# Directive
Below is a block of data; give all of it again word for word.

◇ ◇ ◇ ◇ ◇ ◇ ◇

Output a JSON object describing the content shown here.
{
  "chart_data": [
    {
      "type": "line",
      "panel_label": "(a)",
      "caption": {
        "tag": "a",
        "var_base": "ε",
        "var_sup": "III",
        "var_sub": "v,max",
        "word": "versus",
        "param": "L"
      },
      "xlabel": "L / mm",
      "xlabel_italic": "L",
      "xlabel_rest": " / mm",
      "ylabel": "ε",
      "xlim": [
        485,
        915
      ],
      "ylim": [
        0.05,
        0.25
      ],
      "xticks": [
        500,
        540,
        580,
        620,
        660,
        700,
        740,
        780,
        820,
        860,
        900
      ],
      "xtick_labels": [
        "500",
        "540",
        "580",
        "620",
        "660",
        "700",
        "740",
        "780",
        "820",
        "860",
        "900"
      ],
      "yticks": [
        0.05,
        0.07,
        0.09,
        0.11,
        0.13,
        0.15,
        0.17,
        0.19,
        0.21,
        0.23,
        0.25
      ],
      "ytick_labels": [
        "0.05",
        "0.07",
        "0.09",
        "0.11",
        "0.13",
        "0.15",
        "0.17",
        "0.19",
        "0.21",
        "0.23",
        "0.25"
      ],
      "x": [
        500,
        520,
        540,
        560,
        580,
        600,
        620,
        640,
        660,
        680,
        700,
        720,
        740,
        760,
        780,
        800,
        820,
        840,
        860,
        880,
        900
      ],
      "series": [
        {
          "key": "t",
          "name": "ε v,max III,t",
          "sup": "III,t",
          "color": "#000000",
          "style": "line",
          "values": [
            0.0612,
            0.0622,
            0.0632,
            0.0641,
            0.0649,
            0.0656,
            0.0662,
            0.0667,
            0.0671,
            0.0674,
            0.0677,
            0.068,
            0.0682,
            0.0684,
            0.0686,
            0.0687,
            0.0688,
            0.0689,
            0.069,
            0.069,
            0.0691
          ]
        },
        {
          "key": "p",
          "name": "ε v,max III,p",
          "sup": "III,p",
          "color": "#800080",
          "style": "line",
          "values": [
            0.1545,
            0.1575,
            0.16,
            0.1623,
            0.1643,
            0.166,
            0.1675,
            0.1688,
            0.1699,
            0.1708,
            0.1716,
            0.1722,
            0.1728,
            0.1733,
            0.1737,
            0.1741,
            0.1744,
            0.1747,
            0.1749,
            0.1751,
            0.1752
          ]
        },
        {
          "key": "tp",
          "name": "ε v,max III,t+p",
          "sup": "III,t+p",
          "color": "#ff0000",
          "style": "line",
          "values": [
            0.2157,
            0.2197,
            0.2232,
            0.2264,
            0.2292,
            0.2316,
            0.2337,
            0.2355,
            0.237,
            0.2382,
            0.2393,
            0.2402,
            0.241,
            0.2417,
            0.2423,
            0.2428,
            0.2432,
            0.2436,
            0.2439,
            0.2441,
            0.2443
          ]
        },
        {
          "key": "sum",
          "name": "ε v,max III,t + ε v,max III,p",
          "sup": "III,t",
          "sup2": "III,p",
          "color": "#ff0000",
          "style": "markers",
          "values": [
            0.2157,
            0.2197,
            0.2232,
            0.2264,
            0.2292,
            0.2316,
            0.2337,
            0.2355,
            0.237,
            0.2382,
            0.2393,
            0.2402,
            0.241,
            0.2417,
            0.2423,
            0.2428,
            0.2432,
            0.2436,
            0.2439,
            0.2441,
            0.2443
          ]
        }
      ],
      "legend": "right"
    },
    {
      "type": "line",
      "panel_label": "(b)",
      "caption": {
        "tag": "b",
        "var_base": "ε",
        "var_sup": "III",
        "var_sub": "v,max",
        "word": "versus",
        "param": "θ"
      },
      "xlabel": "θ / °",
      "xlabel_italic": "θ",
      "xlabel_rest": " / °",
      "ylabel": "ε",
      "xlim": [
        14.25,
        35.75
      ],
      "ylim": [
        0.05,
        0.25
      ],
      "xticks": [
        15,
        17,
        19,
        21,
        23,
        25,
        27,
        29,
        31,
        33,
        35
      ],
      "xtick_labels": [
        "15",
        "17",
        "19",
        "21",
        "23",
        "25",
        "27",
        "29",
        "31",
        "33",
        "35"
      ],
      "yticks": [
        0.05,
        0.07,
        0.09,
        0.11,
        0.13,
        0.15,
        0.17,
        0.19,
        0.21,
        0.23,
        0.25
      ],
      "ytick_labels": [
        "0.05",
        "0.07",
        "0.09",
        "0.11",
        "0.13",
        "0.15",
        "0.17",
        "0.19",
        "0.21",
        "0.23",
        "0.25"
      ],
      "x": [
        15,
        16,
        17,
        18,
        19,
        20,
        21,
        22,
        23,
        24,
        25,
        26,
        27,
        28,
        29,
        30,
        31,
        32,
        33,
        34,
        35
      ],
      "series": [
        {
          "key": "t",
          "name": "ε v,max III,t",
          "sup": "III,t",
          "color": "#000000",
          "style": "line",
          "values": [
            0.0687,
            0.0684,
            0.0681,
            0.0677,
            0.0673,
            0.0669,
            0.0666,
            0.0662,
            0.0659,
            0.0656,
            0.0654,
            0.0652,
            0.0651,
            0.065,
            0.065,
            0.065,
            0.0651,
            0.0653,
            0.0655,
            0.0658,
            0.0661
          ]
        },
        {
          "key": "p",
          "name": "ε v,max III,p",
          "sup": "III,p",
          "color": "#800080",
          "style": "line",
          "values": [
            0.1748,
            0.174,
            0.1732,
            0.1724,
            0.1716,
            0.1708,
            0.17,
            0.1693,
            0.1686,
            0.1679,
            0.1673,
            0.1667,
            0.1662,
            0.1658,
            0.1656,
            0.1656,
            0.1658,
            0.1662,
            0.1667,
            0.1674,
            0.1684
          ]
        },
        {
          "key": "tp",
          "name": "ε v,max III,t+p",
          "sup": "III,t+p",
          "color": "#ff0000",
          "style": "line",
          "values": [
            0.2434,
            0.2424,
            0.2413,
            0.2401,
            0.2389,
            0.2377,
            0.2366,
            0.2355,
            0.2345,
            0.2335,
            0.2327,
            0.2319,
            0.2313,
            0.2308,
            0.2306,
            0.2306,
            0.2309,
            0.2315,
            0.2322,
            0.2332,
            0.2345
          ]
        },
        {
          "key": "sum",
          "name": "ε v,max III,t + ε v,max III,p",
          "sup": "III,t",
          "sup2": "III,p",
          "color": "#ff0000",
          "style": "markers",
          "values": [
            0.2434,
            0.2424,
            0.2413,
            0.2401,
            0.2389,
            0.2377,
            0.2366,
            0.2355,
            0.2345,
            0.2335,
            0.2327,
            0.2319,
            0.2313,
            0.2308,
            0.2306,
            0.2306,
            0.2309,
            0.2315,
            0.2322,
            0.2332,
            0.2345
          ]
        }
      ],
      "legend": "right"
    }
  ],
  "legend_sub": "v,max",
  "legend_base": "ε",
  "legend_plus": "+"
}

◇ ◇ ◇ ◇ ◇ ◇ ◇

# Result of the exercise
Output a JSON object describing the content shown here.
{
  "chart_data": [
    {
      "type": "line",
      "panel_label": "(a)",
      "caption": {
        "tag": "a",
        "var_base": "ε",
        "var_sup": "III",
        "var_sub": "v,max",
        "word": "versus",
        "param": "L"
      },
      "xlabel": "L / mm",
      "xlabel_italic": "L",
      "xlabel_rest": " / mm",
      "ylabel": "ε",
      "xlim": [
        485,
        915
      ],
      "ylim": [
        0.05,
        0.25
      ],
      "xticks": [
        500,
        540,
        580,
        620,
        660,
        700,
        740,
        780,
        820,
        860,
        900
      ],
      "xtick_labels": [
        "500",
        "540",
        "580",
        "620",
        "660",
        "700",
        "740",
        "780",
        "820",
        "860",
        "900"
      ],
      "yticks": [
        0.05,
        0.07,
        0.09,
        0.11,
        0.13,
        0.15,
        0.17,
        0.19,
        0.21,
        0.23,
        0.25
      ],
      "ytick_labels": [
        "0.05",
        "0.07",
        "0.09",
        "0.11",
        "0.13",
        "0.15",
        "0.17",
        "0.19",
        "0.21",
        "0.23",
        "0.25"
      ],
      "x": [
        500,
        520,
        540,
        560,
        580,
        600,
        620,
        640,
        660,
        680,
        700,
        720,
        740,
        760,
        780,
        800,
        820,
        840,
        860,
        880,
        900
      ],
      "series": [
        {
          "key": "t",
          "name": "ε v,max III,t",
          "sup": "III,t",
          "color": "#000000",
          "style": "line",
          "values": [
            0.0612,
            0.0622,
            0.0632,
            0.0641,
            0.0649,
            0.0656,
            0.0662,
            0.0667,
            0.0671,
            0.0674,
            0.0677,
            0.068,
            0.0682,
            0.0684,
            0.0686,
            0.0687,
            0.0688,
            0.0689,
            0.069,
            0.069,
            0.0691
          ]
        },
        {
          "key": "p",
          "name": "ε v,max III,p",
          "sup": "III,p",
          "color": "#800080",
          "style": "line",
          "values": [
            0.1545,
            0.1575,
            0.16,
            0.1623,
            0.1643,
            0.166,
            0.1675,
            0.1688,
            0.1699,
            0.1708,
            0.1716,
            0.1722,
            0.1728,
            0.1733,
            0.1737,
            0.1741,
            0.1744,
            0.1747,
            0.1749,
            0.1751,
            0.1752
          ]
        },
        {
          "key": "tp",
          "name": "ε v,max III,t+p",
          "sup": "III,t+p",
          "color": "#ff0000",
          "style": "line",
          "values": [
            0.2157,
            0.2197,
            0.2232,
            0.2264,
            0.2292,
            0.2316,
            0.2337,
            0.2355,
            0.237,
            0.2382,
            0.2393,
            0.2402,
            0.241,
            0.2417,
            0.2423,
            0.2428,
            0.2432,
            0.2436,
            0.2439,
            0.2441,
            0.2443
          ]
        },
        {
          "key": "sum",
          "name": "ε v,max III,t + ε v,max III,p",
          "sup": "III,t",
          "sup2": "III,p",
          "color": "#ff0000",
          "style": "markers",
          "values": [
            0.2157,
            0.2197,
            0.2232,
            0.2264,
            0.2292,
            0.2316,
            0.2337,
            0.2355,
            0.237,
            0.2382,
            0.2393,
            0.2402,
            0.241,
            0.2417,
            0.2423,
            0.2428,
            0.2432,
            0.2436,
            0.2439,
            0.2441,
            0.2443
          ]
        }
      ],
      "legend": "right"
    },
    {
      "type": "line",
      "panel_label": "(b)",
      "caption": {
        "tag": "b",
        "var_base": "ε",
        "var_sup": "III",
        "var_sub": "v,max",
        "word": "versus",
        "param": "θ"
      },
      "xlabel": "θ / °",
      "xlabel_italic": "θ",
      "xlabel_rest": " / °",
      "ylabel": "ε",
      "xlim": [
        14.25,
        35.75
      ],
      "ylim": [
        0.05,
        0.25
      ],
      "xticks": [
        15,
        17,
        19,
        21,
        23,
        25,
        27,
        29,
        31,
        33,
        35
      ],
      "xtick_labels": [
        "15",
        "17",
        "19",
        "21",
        "23",
        "25",
        "27",
        "29",
        "31",
        "33",
        "35"
      ],
      "yticks": [
        0.05,
        0.07,
        0.09,
        0.11,
        0.13,
        0.15,
        0.17,
        0.19,
        0.21,
        0.23,
        0.25
      ],
      "ytick_labels": [
        "0.05",
        "0.07",
        "0.09",
        "0.11",
        "0.13",
        "0.15",
        "0.17",
        "0.19",
        "0.21",
        "0.23",
        "0.25"
      ],
      "x": [
        15,
        16,
        17,
        18,
        19,
        20,
        21,
        22,
        23,
        24,
        25,
        26,
        27,
        28,
        29,
        30,
        31,
        32,
        33,
        34,
        35
      ],
      "series": [
        {
          "key": "t",
          "name": "ε v,max III,t",
          "sup": "III,t",
          "color": "#000000",
          "style": "line",
          "values": [
            0.0687,
            0.0684,
            0.0681,
            0.0677,
            0.0673,
            0.0669,
            0.0666,
            0.0662,
            0.0659,
            0.0656,
            0.0654,
            0.0652,
            0.0651,
            0.065,
            0.065,
            0.065,
            0.0651,
            0.0653,
            0.0655,
            0.0658,
            0.0661
          ]
        },
        {
          "key": "p",
          "name": "ε v,max III,p",
          "sup": "III,p",
          "color": "#800080",
          "style": "line",
          "values": [
            0.1748,
            0.174,
            0.1732,
            0.1724,
            0.1716,
            0.1708,
            0.17,
            0.1693,
            0.1686,
            0.1679,
            0.1673,
            0.1667,
            0.1662,
            0.1658,
            0.1656,
            0.1656,
            0.1658,
            0.1662,
            0.1667,
            0.1674,
            0.1684
          ]
        },
        {
          "key": "tp",
          "name": "ε v,max III,t+p",
          "sup": "III,t+p",
          "color": "#ff0000",
          "style": "line",
          "values": [
            0.2434,
            0.2424,
            0.2413,
            0.2401,
            0.2389,
            0.2377,
            0.2366,
            0.2355,
            0.2345,
            0.2335,
            0.2327,
            0.2319,
            0.2313,
            0.2308,
            0.2306,
            0.2306,
            0.2309,
            0.2315,
            0.2322,
            0.2332,
            0.2345
          ]
        },
        {
          "key": "sum",
          "name": "ε v,max III,t + ε v,max III,p",
          "sup": "III,t",
          "sup2": "III,p",
          "color": "#ff0000",
          "style": "markers",
          "values": [
            0.2434,
            0.2424,
            0.2413,
            0.2401,
            0.2389,
            0.2377,
            0.2366,
            0.2355,
            0.2345,
            0.2335,
            0.2327,
            0.2319,
            0.2313,
            0.2308,
            0.2306,
            0.2306,
            0.2309,
            0.2315,
            0.2322,
            0.2332,
            0.2345
          ]
        }
      ],
      "legend": "right"
    }
  ],
  "legend_sub": "v,max",
  "legend_base": "ε",
  "legend_plus": "+"
}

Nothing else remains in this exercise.